[Begin MATERIAL PROVIDED]
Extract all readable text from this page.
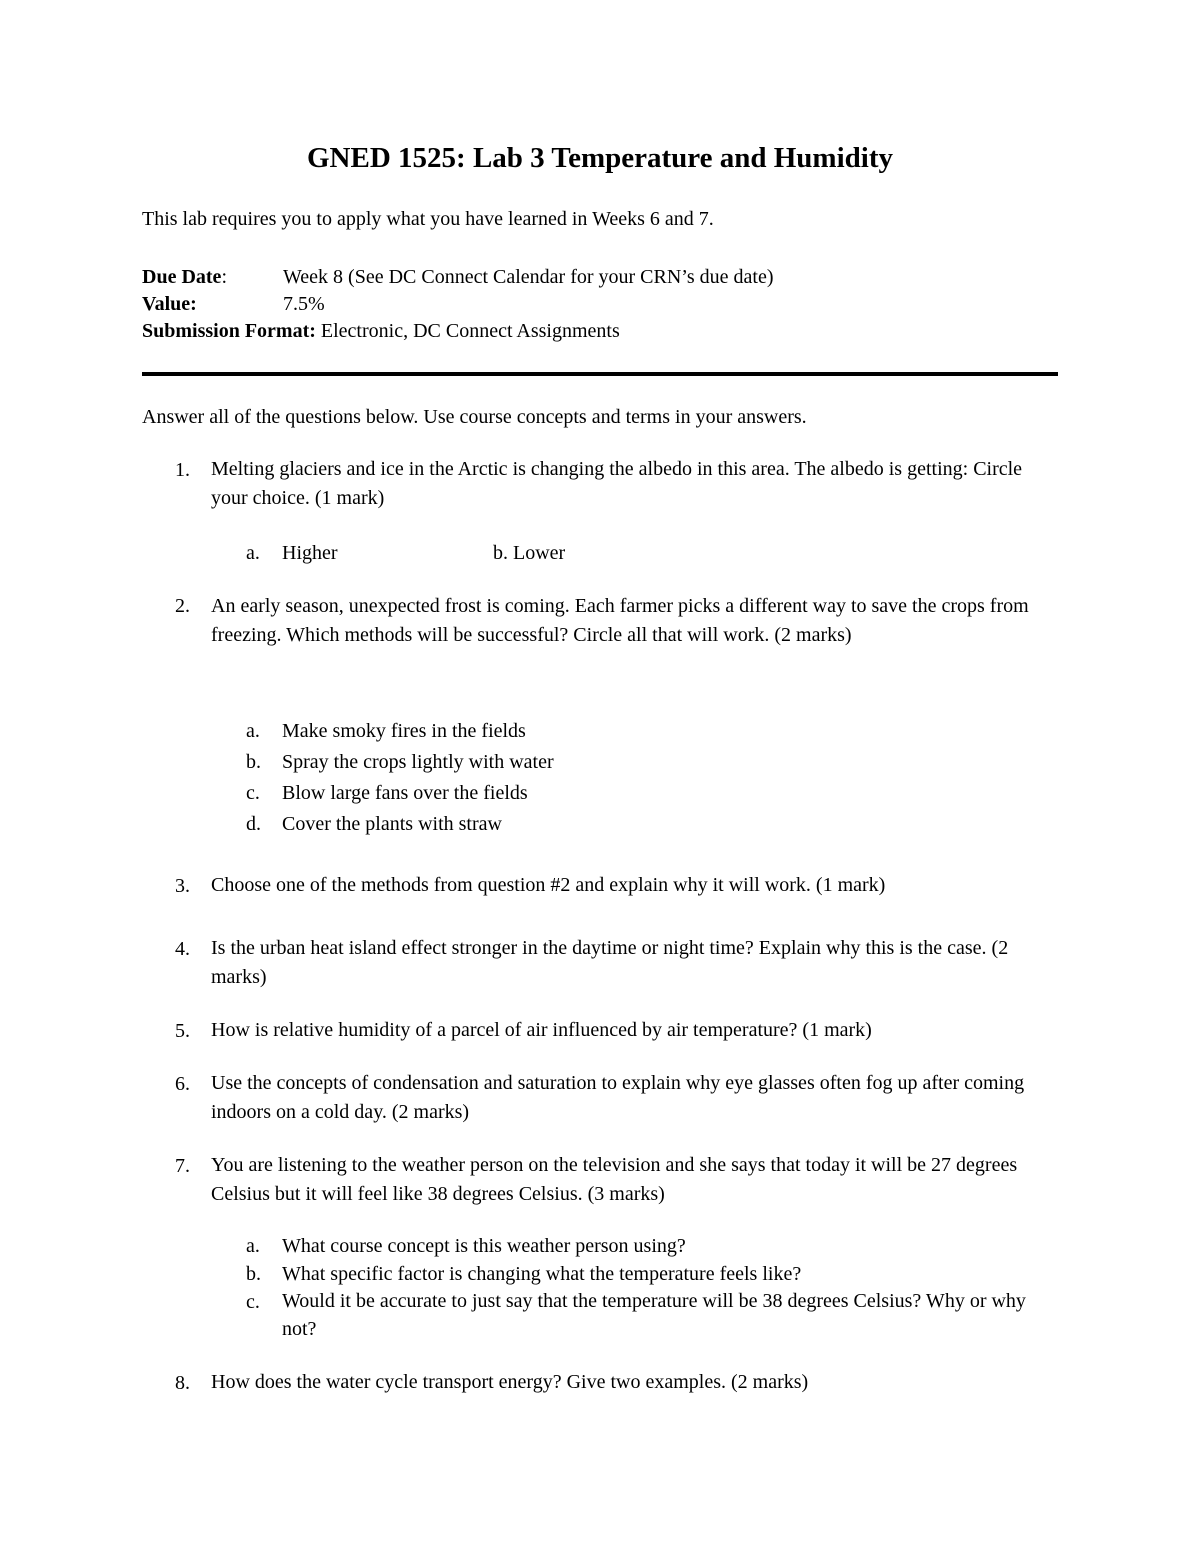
GNED 1525: Lab 3 Temperature and Humidity
This lab requires you to apply what you have learned in Weeks 6 and 7.
Due Date:	Week 8 (See DC Connect Calendar for your CRN’s due date)
Value:	7.5%
Submission Format: Electronic, DC Connect Assignments
Answer all of the questions below. Use course concepts and terms in your answers.
1. Melting glaciers and ice in the Arctic is changing the albedo in this area. The albedo is getting: Circle your choice. (1 mark)
a. Higher	b. Lower
2. An early season, unexpected frost is coming. Each farmer picks a different way to save the crops from freezing. Which methods will be successful? Circle all that will work. (2 marks)
a. Make smoky fires in the fields
b. Spray the crops lightly with water
c. Blow large fans over the fields
d. Cover the plants with straw
3. Choose one of the methods from question #2 and explain why it will work. (1 mark)
4. Is the urban heat island effect stronger in the daytime or night time? Explain why this is the case. (2 marks)
5. How is relative humidity of a parcel of air influenced by air temperature? (1 mark)
6. Use the concepts of condensation and saturation to explain why eye glasses often fog up after coming indoors on a cold day. (2 marks)
7. You are listening to the weather person on the television and she says that today it will be 27 degrees Celsius but it will feel like 38 degrees Celsius. (3 marks)
a. What course concept is this weather person using?
b. What specific factor is changing what the temperature feels like?
c. Would it be accurate to just say that the temperature will be 38 degrees Celsius? Why or why not?
8. How does the water cycle transport energy? Give two examples. (2 marks)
[End MATERIAL PROVIDED]
• STATED PROBLEM: How many of the lines in the listing above hold the word "degrees"? Report only that figure.

• EXPECTED OUTPUT: 2